To do: Identify each line containing the word "trust" and copy it.

Data to process:
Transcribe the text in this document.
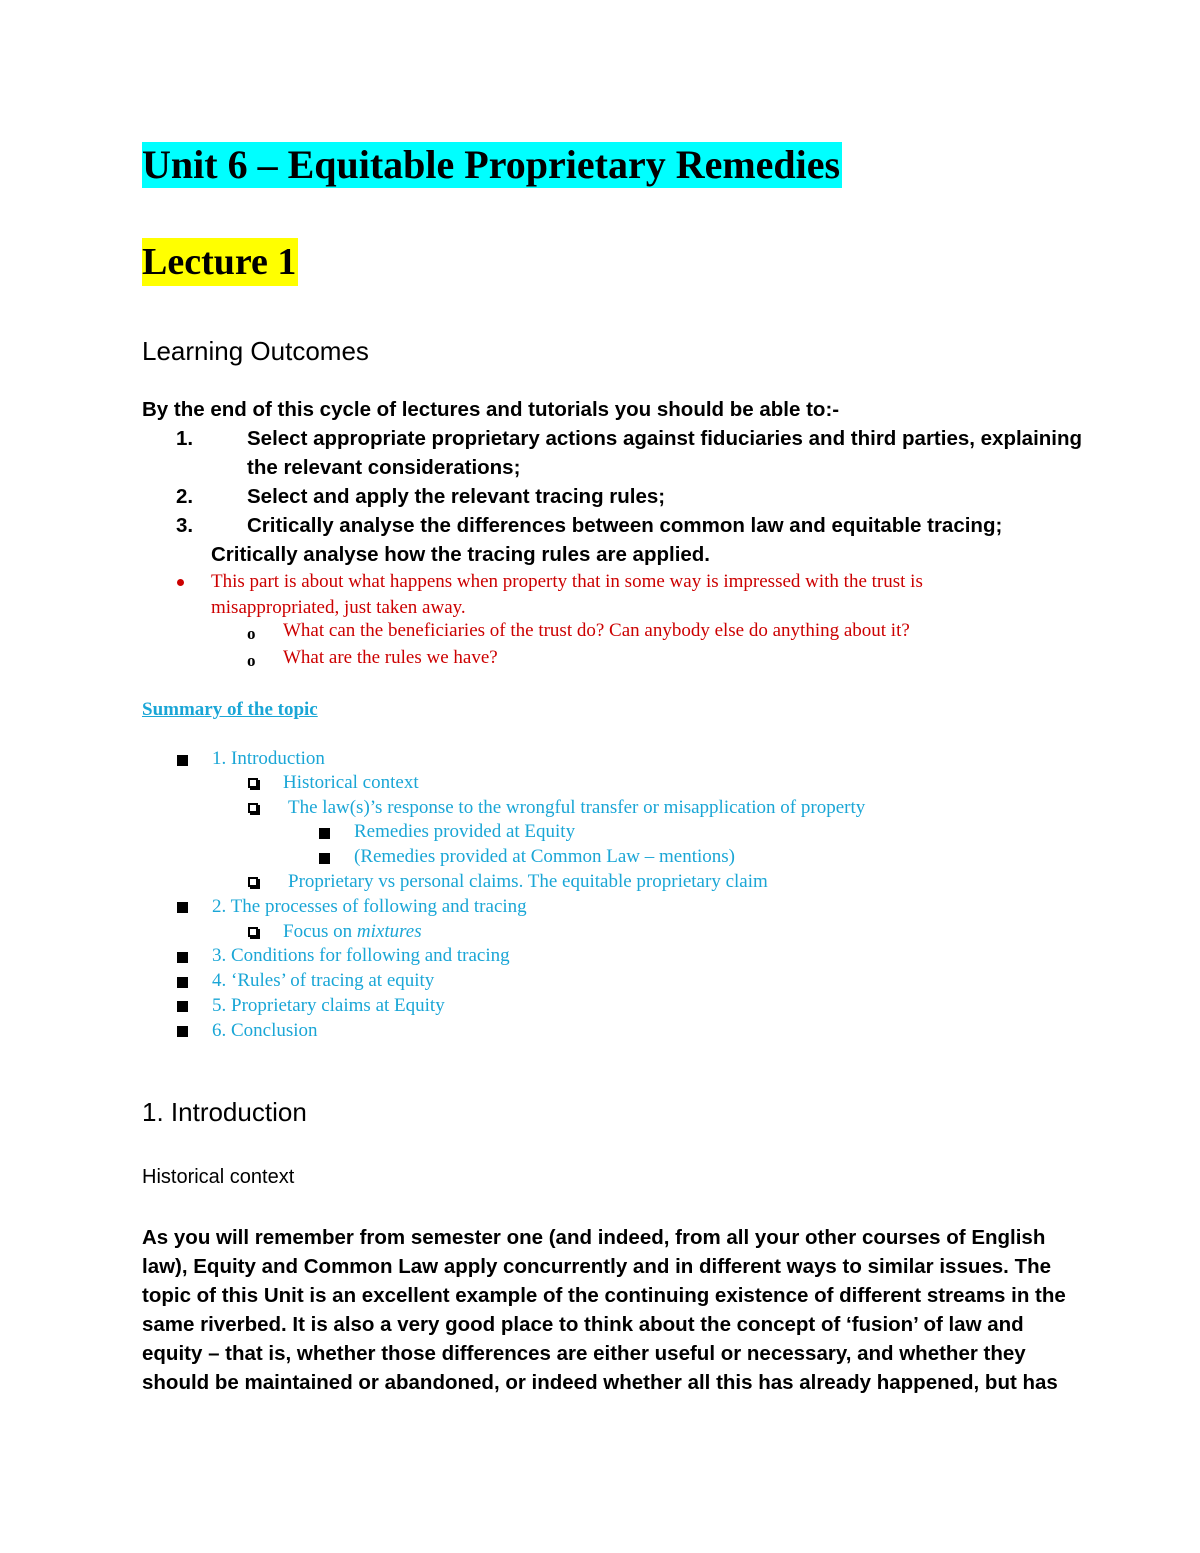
Unit 6 – Equitable Proprietary Remedies
Lecture 1
Learning Outcomes
By the end of this cycle of lectures and tutorials you should be able to:-
1.	Select appropriate proprietary actions against fiduciaries and third parties, explaining
the relevant considerations;
2.	Select and apply the relevant tracing rules;
3.	Critically analyse the differences between common law and equitable tracing;
Critically analyse how the tracing rules are applied.
This part is about what happens when property that in some way is impressed with the trust is
misappropriated, just taken away.
o What can the beneficiaries of the trust do? Can anybody else do anything about it?
o What are the rules we have?
Summary of the topic
1. Introduction
Historical context
The law(s)’s response to the wrongful transfer or misapplication of property
Remedies provided at Equity
(Remedies provided at Common Law – mentions)
Proprietary vs personal claims. The equitable proprietary claim
2. The processes of following and tracing
Focus on mixtures
3. Conditions for following and tracing
4. ‘Rules’ of tracing at equity
5. Proprietary claims at Equity
6. Conclusion
1. Introduction
Historical context
As you will remember from semester one (and indeed, from all your other courses of English
law), Equity and Common Law apply concurrently and in different ways to similar issues. The
topic of this Unit is an excellent example of the continuing existence of different streams in the
same riverbed. It is also a very good place to think about the concept of ‘fusion’ of law and
equity – that is, whether those differences are either useful or necessary, and whether they
should be maintained or abandoned, or indeed whether all this has already happened, but has
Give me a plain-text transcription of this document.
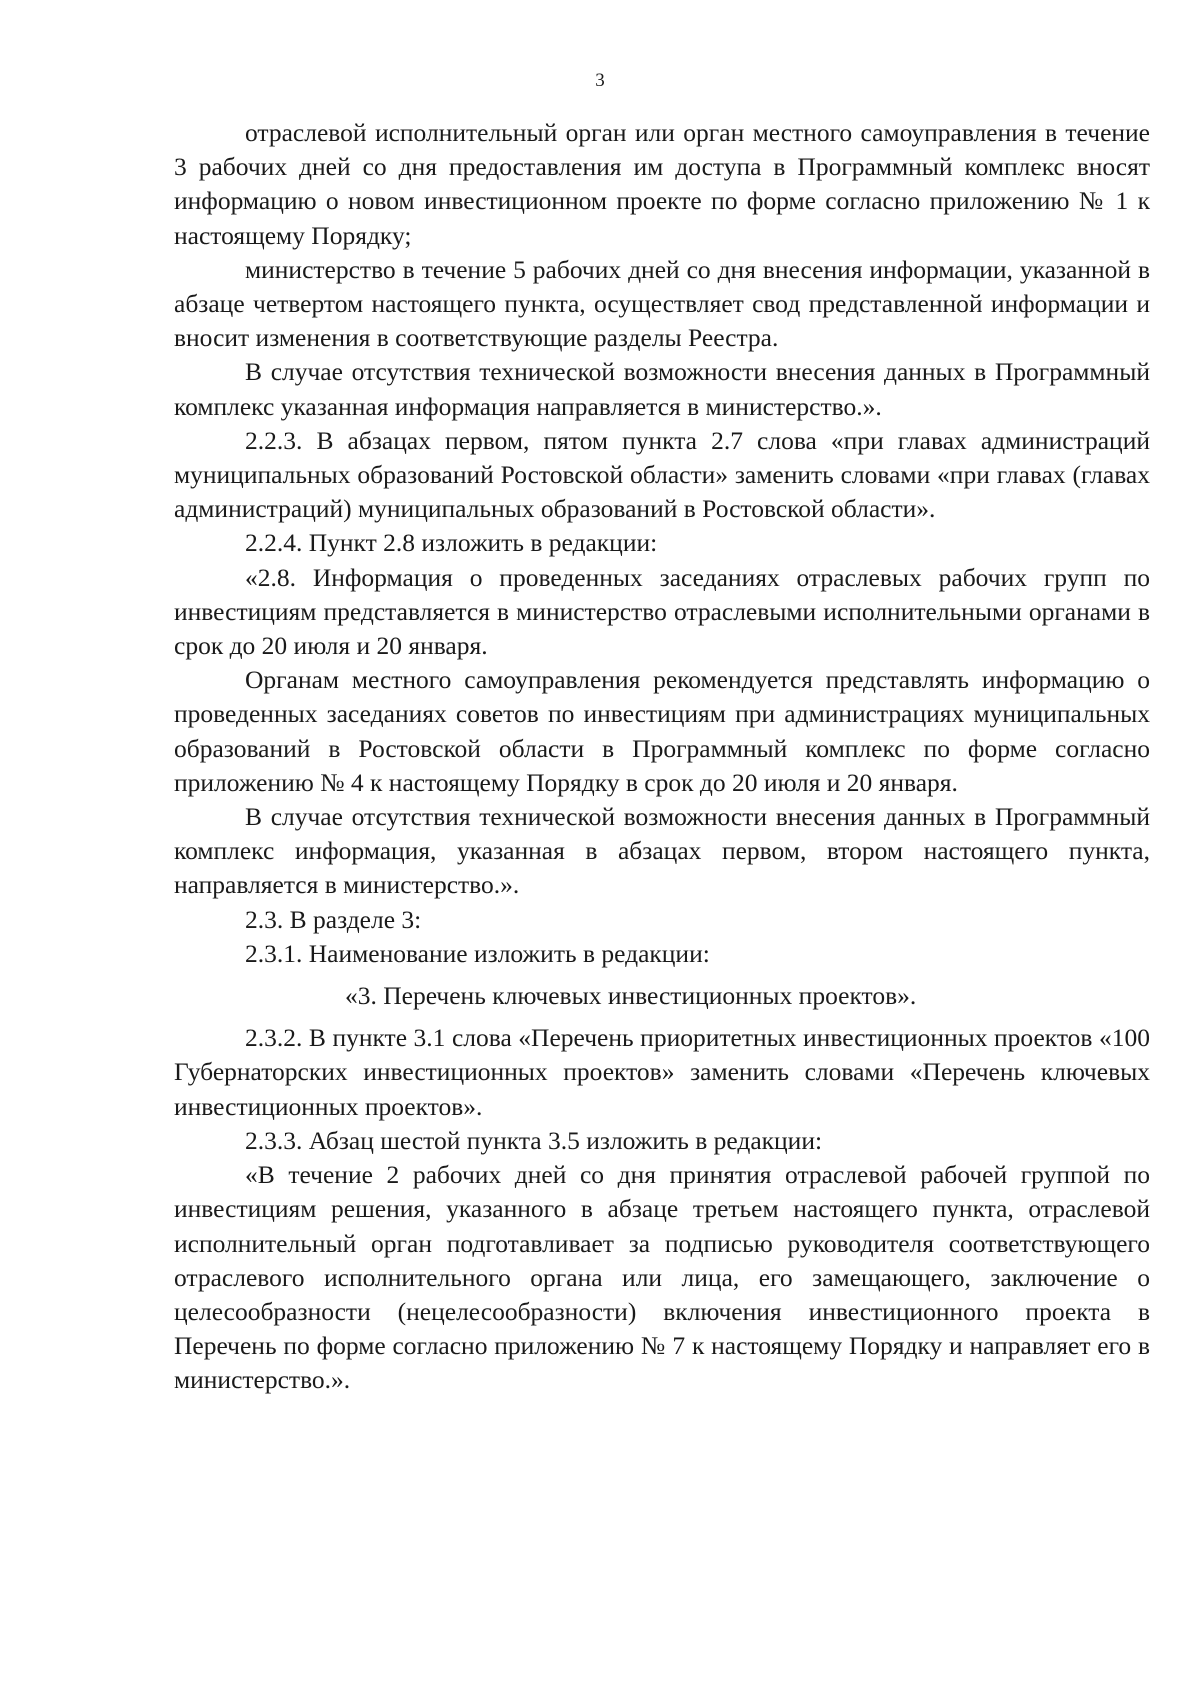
3

отраслевой исполнительный орган или орган местного самоуправления в течение 3 рабочих дней со дня предоставления им доступа в Программный комплекс вносят информацию о новом инвестиционном проекте по форме согласно приложению № 1 к настоящему Порядку;

министерство в течение 5 рабочих дней со дня внесения информации, указанной в абзаце четвертом настоящего пункта, осуществляет свод представленной информации и вносит изменения в соответствующие разделы Реестра.

В случае отсутствия технической возможности внесения данных в Программный комплекс указанная информация направляется в министерство.».

2.2.3. В абзацах первом, пятом пункта 2.7 слова «при главах администраций муниципальных образований Ростовской области» заменить словами «при главах (главах администраций) муниципальных образований в Ростовской области».

2.2.4. Пункт 2.8 изложить в редакции:

«2.8. Информация о проведенных заседаниях отраслевых рабочих групп по инвестициям представляется в министерство отраслевыми исполнительными органами в срок до 20 июля и 20 января.

Органам местного самоуправления рекомендуется представлять информацию о проведенных заседаниях советов по инвестициям при администрациях муниципальных образований в Ростовской области в Программный комплекс по форме согласно приложению № 4 к настоящему Порядку в срок до 20 июля и 20 января.

В случае отсутствия технической возможности внесения данных в Программный комплекс информация, указанная в абзацах первом, втором настоящего пункта, направляется в министерство.».

2.3. В разделе 3:

2.3.1. Наименование изложить в редакции:

«3. Перечень ключевых инвестиционных проектов».

2.3.2. В пункте 3.1 слова «Перечень приоритетных инвестиционных проектов «100 Губернаторских инвестиционных проектов» заменить словами «Перечень ключевых инвестиционных проектов».

2.3.3. Абзац шестой пункта 3.5 изложить в редакции:

«В течение 2 рабочих дней со дня принятия отраслевой рабочей группой по инвестициям решения, указанного в абзаце третьем настоящего пункта, отраслевой исполнительный орган подготавливает за подписью руководителя соответствующего отраслевого исполнительного органа или лица, его замещающего, заключение о целесообразности (нецелесообразности) включения инвестиционного проекта в Перечень по форме согласно приложению № 7 к настоящему Порядку и направляет его в министерство.».
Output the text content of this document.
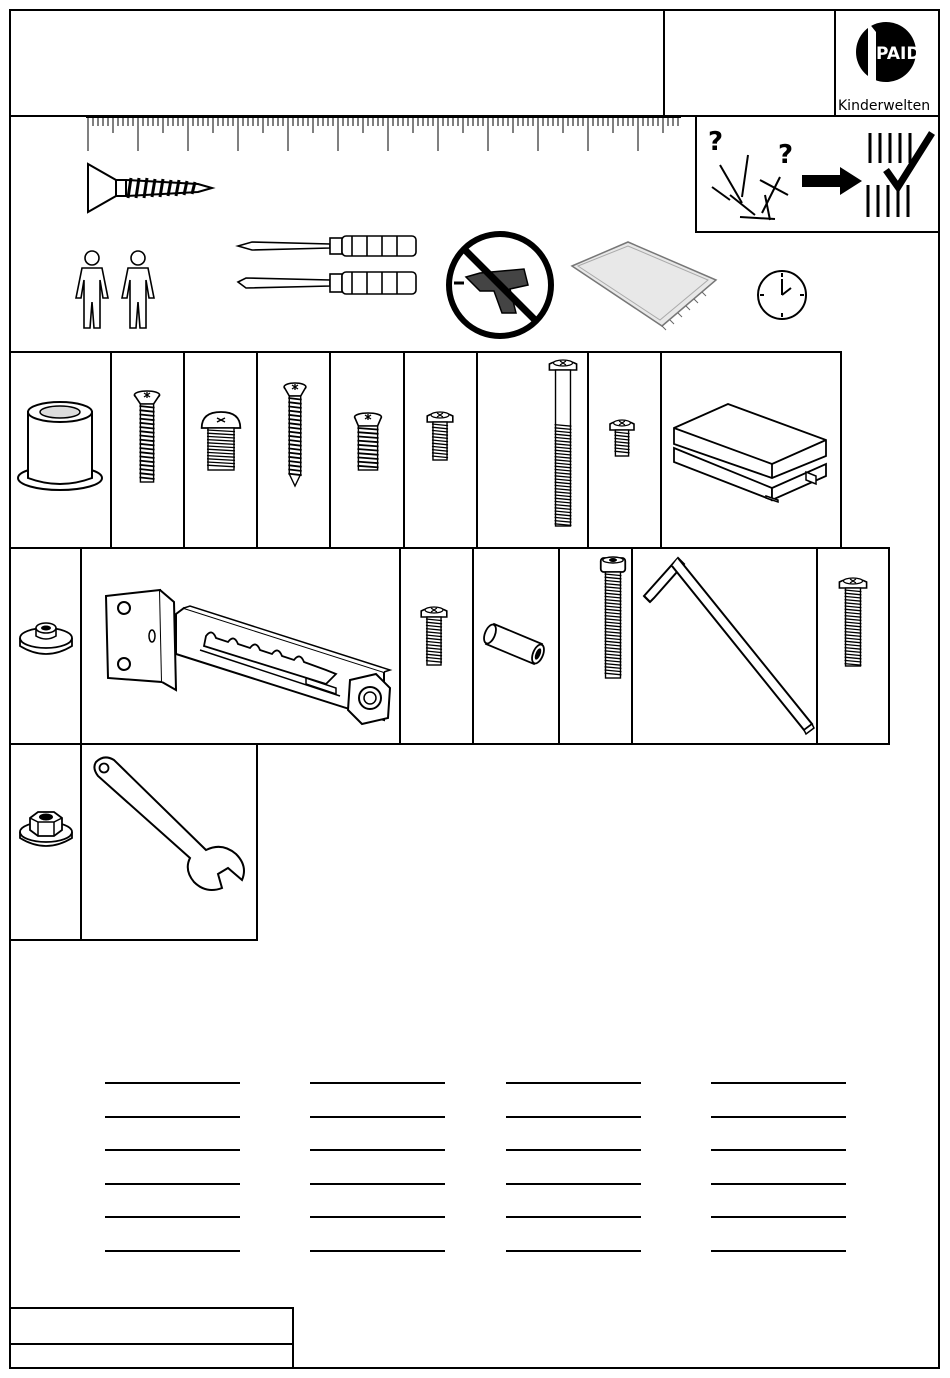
PAIDI
Kinderwelten
? ?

Answer to the exercise:
This part is about what happens when property that in some way is impressed with the trust is
o What can the beneficiaries of the trust do? Can anybody else do anything about it?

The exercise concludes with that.